--- RAW DATA ---

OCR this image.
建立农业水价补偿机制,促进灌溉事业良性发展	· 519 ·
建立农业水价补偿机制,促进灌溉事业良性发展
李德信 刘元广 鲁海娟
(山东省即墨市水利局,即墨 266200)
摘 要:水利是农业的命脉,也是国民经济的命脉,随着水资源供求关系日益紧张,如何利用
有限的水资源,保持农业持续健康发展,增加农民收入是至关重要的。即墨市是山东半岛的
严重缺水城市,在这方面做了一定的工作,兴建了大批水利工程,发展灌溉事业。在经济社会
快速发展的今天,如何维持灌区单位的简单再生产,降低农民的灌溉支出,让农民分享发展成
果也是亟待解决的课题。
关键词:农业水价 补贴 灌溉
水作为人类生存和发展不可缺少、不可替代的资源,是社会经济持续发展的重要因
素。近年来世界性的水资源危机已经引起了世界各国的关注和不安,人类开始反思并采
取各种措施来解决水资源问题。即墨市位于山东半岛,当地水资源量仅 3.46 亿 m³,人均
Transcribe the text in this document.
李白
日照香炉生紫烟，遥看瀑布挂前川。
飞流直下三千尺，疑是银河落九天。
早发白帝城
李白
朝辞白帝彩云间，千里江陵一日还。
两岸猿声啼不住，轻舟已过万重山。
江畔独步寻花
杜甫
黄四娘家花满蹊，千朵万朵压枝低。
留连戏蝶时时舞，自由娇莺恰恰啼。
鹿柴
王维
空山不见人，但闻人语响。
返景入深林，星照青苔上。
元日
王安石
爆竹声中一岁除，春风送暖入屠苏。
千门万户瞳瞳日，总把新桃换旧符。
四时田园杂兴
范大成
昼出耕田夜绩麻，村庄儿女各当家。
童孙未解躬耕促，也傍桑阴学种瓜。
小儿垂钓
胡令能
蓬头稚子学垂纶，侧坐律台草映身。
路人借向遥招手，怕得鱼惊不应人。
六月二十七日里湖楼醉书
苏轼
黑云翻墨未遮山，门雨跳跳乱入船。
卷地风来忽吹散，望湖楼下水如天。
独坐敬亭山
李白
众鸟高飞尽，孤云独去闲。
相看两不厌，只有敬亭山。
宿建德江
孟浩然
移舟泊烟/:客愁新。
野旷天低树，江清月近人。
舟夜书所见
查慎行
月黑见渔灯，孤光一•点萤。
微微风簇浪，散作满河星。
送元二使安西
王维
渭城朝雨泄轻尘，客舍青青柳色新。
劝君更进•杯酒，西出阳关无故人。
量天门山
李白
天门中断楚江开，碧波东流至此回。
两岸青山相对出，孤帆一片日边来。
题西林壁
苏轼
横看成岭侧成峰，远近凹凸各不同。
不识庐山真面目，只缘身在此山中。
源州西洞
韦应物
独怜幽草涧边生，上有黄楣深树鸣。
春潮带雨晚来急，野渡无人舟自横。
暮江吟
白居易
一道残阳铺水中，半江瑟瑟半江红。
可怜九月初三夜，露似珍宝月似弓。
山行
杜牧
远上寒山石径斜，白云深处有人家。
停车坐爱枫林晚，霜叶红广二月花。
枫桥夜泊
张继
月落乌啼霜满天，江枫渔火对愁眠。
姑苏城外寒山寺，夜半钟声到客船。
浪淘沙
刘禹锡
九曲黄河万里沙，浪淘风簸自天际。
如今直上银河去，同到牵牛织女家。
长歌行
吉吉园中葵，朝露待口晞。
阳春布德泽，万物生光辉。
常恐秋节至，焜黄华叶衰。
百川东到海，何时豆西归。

---

== REQUIRED TASK ==
Show every line of the records above that contains the word "this".

== ANSWER TO THE TASK ==
OCR this image.
Transcribe the text in this document.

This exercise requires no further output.